**A block of data:**
★ ★ ★ ★ ★

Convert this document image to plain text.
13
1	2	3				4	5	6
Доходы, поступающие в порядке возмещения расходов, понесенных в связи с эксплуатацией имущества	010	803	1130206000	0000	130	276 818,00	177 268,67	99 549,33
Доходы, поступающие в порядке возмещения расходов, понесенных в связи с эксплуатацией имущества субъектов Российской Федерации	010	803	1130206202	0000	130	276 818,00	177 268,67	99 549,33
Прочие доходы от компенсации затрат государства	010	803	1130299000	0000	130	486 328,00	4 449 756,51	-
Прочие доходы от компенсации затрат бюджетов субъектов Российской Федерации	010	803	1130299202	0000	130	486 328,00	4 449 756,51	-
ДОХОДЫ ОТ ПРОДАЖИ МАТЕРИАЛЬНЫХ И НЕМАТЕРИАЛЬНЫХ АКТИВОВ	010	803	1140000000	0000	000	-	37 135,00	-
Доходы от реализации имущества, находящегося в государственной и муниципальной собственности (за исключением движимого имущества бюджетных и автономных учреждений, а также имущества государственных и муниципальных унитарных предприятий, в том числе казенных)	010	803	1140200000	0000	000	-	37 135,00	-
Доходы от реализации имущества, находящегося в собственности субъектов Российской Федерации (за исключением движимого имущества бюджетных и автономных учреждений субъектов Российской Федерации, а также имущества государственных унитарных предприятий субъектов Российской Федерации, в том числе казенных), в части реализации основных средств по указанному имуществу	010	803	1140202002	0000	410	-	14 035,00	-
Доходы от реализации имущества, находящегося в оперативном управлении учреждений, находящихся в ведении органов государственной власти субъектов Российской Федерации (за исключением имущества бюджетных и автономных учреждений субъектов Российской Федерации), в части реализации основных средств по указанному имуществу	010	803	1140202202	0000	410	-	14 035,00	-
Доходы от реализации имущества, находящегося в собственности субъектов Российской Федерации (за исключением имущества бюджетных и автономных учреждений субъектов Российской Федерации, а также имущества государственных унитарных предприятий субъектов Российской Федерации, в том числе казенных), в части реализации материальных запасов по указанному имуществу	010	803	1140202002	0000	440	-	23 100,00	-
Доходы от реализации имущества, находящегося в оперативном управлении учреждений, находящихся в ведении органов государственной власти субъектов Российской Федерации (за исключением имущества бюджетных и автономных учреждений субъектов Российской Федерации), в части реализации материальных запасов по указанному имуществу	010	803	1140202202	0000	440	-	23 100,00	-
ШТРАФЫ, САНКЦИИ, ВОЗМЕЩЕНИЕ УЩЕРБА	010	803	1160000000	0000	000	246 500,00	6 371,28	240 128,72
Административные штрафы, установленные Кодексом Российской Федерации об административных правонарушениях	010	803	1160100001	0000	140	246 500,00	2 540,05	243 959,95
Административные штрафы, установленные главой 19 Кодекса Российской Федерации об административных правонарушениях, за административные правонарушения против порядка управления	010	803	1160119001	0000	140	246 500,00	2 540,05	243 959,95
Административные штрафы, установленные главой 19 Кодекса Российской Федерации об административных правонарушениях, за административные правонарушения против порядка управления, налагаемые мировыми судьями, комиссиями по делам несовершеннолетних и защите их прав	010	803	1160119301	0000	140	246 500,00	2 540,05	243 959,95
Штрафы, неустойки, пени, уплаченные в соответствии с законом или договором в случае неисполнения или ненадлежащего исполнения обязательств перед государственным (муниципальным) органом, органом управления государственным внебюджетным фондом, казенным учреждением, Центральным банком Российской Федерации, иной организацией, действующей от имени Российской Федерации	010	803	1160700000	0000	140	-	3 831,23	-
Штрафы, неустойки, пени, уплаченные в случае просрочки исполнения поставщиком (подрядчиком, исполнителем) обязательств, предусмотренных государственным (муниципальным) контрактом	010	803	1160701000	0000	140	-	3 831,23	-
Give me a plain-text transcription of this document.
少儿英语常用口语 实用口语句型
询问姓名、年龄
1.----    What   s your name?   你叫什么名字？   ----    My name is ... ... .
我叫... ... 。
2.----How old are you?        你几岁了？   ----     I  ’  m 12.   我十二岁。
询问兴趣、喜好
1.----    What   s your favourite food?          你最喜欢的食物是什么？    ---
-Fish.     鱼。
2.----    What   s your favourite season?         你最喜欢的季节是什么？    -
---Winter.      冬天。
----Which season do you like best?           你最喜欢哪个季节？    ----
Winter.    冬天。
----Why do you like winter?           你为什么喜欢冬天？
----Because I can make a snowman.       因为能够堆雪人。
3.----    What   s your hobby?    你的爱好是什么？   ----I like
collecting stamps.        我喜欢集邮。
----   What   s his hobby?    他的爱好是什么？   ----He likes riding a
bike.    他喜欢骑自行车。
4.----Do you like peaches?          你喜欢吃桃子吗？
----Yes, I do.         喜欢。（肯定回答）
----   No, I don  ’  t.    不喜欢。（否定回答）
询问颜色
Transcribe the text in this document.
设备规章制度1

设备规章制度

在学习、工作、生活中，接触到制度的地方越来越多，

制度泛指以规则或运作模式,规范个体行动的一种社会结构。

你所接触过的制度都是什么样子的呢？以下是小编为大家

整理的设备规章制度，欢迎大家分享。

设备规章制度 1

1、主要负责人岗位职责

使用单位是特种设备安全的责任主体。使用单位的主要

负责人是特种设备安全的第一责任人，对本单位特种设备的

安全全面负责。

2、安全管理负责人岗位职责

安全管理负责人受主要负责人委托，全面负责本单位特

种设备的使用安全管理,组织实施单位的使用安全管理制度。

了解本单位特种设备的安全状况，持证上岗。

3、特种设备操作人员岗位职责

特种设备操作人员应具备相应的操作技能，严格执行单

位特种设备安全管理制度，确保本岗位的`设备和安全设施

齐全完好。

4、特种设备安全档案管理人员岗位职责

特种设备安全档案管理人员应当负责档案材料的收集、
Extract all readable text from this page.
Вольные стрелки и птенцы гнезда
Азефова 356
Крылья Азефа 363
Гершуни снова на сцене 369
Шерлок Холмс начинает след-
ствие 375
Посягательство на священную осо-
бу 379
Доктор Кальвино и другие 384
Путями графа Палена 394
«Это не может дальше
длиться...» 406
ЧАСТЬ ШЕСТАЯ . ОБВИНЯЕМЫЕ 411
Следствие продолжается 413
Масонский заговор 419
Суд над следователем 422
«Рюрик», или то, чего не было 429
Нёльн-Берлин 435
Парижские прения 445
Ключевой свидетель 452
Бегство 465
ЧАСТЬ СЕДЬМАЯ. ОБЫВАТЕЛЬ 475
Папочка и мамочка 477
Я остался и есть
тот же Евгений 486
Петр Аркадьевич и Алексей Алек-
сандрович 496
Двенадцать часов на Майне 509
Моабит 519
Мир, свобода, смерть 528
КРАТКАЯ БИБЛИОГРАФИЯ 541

★ ★ ★ ★ ★

Track down the lines that include the word "числе" and copy them.

Доходы от реализации имущества, находящегося в государственной и муниципальной собственности (за исключением движимого имущества бюджетных и автономных учреждений, а также имущества государственных и муниципальных унитарных предприятий, в том числе казенных)	010	803	1140200000	0000	000	-	37 135,00	-
Доходы от реализации имущества, находящегося в собственности субъектов Российской Федерации (за исключением движимого имущества бюджетных и автономных учреждений субъектов Российской Федерации, а также имущества государственных унитарных предприятий субъектов Российской Федерации, в том числе казенных), в части реализации основных средств по указанному имуществу	010	803	1140202002	0000	410	-	14 035,00	-
Доходы от реализации имущества, находящегося в собственности субъектов Российской Федерации (за исключением имущества бюджетных и автономных учреждений субъектов Российской Федерации, а также имущества государственных унитарных предприятий субъектов Российской Федерации, в том числе казенных), в части реализации материальных запасов по указанному имуществу	010	803	1140202002	0000	440	-	23 100,00	-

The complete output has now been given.